*WRITTEN PROBLEM 1*
In the rows, set down the lines starting at the one that contains "- candle-body: [650, 30, 656, 32]" and ending at the one that contains "- macd-signal-value: 0.0097: [322, 380, 360, 394]", copying each line unchanged.

— START OF DOCUMENT EXTRACT —

In 1965, AT&T and General Motors represented 14.5% of the S&P 500. Today, the top five names, Apple, Microsoft, Alphabet, Amazon, and Facebook make up less than that.

The percent of market cap made up by the ten largest names was cut in half from 1962-1980, and has held steady for the better part of the last four decades, as shown in the chart below from Travis Fairchild of O’Shaughnessy Asset Management. 

In the 29 years since 1990, General Electric and Exxon were the largest stocks in the S&P 500 nineteen times. The only others to claim the top spot were IBM, Microsoft, and now Apple.

The top ten has been tough to crack, with only 33 names appearing on this list since 1990 (table below). Exxon is the only company that has been in the top ten in market cap every year (General Electric also held this distinction until 2018).

One more interesting nugget and I’ll arrive at the point. In 1965 AT&T’s market cap was 7.5% of the index and had a market cap of $317,350,000, equivalent to $253.83 billion today, which would make it the 13th biggest stock. I doubt we see a repeat of this any time soon. A 7.5% weighting today would be $1.78 trillion.

— END OF DOCUMENT EXTRACT —

*WRITTEN PROBLEM 2*
Extract the entire passage on S&P 500 concentration word for word.

— START OF RECORDS SUPPLIED —

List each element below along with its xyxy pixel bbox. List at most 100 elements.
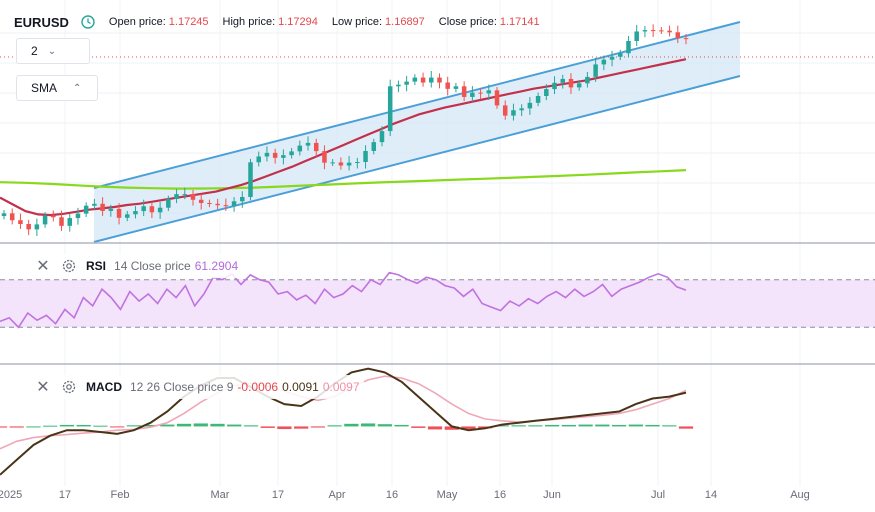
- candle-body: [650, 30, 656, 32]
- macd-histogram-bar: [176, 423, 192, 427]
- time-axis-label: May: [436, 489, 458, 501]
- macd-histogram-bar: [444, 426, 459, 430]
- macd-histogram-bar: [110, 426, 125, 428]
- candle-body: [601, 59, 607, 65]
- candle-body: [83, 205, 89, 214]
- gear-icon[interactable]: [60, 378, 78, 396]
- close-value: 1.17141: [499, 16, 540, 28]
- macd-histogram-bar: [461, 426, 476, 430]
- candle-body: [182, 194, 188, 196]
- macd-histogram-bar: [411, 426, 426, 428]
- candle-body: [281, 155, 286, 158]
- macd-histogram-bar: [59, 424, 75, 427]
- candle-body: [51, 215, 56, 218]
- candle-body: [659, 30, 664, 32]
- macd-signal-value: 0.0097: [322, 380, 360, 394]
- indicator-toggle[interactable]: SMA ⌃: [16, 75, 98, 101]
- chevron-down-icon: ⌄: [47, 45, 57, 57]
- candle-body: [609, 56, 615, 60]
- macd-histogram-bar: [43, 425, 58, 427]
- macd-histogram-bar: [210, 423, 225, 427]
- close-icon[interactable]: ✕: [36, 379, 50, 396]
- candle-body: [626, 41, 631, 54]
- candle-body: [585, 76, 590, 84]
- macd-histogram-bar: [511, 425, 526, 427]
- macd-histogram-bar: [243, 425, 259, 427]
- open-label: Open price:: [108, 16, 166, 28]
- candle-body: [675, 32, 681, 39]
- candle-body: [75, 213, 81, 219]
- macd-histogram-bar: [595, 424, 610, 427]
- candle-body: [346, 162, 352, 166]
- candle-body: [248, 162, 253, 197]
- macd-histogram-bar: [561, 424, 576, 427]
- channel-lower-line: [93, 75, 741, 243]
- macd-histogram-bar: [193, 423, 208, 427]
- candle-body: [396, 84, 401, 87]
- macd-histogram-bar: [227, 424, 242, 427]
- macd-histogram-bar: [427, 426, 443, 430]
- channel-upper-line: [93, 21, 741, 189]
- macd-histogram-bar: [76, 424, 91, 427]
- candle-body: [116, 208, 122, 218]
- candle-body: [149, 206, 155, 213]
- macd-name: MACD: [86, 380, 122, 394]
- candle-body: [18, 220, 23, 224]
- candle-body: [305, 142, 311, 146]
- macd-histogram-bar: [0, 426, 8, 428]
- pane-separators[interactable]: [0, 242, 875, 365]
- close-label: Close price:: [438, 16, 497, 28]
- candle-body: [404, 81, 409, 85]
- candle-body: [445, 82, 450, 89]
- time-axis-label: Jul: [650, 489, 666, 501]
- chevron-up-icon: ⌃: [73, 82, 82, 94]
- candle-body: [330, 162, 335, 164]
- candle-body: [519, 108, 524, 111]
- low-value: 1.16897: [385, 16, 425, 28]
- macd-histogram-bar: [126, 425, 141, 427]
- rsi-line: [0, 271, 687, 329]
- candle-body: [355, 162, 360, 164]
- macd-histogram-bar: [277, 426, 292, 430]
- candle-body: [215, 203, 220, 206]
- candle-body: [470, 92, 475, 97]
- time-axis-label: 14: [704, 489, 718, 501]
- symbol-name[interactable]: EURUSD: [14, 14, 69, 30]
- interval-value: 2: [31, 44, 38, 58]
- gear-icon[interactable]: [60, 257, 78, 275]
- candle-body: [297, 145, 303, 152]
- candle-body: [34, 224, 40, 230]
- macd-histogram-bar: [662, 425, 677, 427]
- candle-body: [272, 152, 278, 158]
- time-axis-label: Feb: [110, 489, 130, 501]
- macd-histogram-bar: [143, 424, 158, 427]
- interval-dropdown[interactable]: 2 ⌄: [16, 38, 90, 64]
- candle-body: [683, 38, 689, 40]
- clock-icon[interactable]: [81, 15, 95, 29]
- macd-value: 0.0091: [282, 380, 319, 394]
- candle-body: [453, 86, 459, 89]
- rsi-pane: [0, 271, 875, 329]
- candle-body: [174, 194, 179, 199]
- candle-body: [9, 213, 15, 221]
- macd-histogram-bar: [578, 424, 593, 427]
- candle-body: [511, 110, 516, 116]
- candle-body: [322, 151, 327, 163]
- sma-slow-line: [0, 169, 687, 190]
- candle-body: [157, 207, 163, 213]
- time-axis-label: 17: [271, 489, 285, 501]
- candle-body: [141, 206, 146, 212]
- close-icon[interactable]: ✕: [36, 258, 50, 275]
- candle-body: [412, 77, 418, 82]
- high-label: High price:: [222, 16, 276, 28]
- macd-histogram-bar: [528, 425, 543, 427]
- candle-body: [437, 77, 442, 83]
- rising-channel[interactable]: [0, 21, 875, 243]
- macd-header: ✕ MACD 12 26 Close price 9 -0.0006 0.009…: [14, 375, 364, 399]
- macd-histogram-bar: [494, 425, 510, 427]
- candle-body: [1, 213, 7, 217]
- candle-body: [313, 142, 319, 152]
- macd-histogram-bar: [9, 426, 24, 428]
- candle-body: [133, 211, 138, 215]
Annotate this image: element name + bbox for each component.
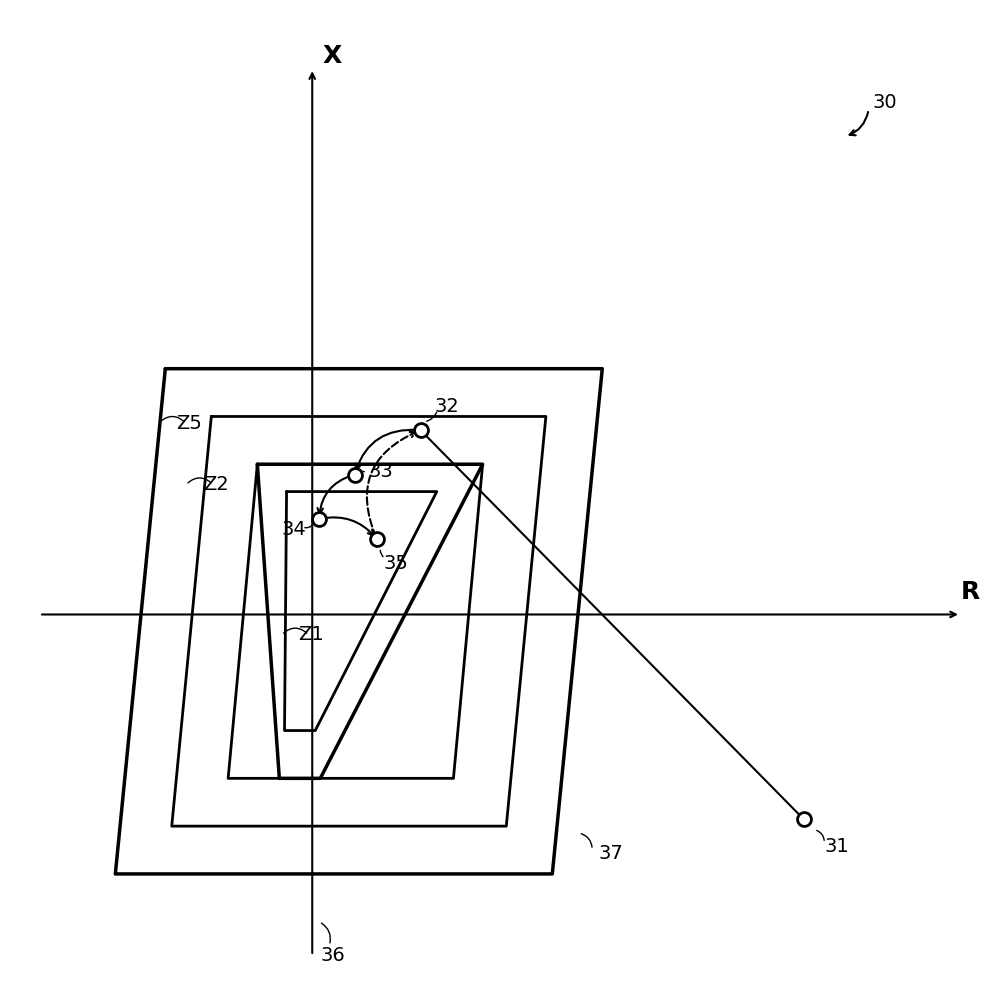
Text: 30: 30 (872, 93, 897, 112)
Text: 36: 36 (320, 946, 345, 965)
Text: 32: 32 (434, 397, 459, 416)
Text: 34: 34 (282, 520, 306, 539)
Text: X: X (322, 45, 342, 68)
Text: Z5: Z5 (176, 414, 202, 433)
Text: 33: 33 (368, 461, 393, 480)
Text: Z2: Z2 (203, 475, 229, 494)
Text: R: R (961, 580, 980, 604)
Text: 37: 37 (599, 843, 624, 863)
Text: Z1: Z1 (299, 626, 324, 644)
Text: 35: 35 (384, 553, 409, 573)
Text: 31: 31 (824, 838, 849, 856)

— END OF RECORDS SUPPLIED —

*TASK RESPONSE 1*
- candle-body: [650, 30, 656, 32]
- macd-histogram-bar: [176, 423, 192, 427]
- time-axis-label: May: [436, 489, 458, 501]
- macd-histogram-bar: [444, 426, 459, 430]
- macd-histogram-bar: [110, 426, 125, 428]
- candle-body: [601, 59, 607, 65]
- candle-body: [83, 205, 89, 214]
- gear-icon[interactable]: [60, 378, 78, 396]
- close-value: 1.17141: [499, 16, 540, 28]
- macd-histogram-bar: [461, 426, 476, 430]
- candle-body: [182, 194, 188, 196]
- macd-histogram-bar: [411, 426, 426, 428]
- candle-body: [281, 155, 286, 158]
- macd-histogram-bar: [59, 424, 75, 427]
- candle-body: [51, 215, 56, 218]
- candle-body: [659, 30, 664, 32]
- macd-signal-value: 0.0097: [322, 380, 360, 394]

*TASK RESPONSE 2*
In 1965, AT&T and General Motors represented 14.5% of the S&P 500. Today, the top five names, Apple, Microsoft, Alphabet, Amazon, and Facebook make up less than that.

The percent of market cap made up by the ten largest names was cut in half from 1962-1980, and has held steady for the better part of the last four decades, as shown in the chart below from Travis Fairchild of O’Shaughnessy Asset Management. 

In the 29 years since 1990, General Electric and Exxon were the largest stocks in the S&P 500 nineteen times. The only others to claim the top spot were IBM, Microsoft, and now Apple.

The top ten has been tough to crack, with only 33 names appearing on this list since 1990 (table below). Exxon is the only company that has been in the top ten in market cap every year (General Electric also held this distinction until 2018).

One more interesting nugget and I’ll arrive at the point. In 1965 AT&T’s market cap was 7.5% of the index and had a market cap of $317,350,000, equivalent to $253.83 billion today, which would make it the 13th biggest stock. I doubt we see a repeat of this any time soon. A 7.5% weighting today would be $1.78 trillion.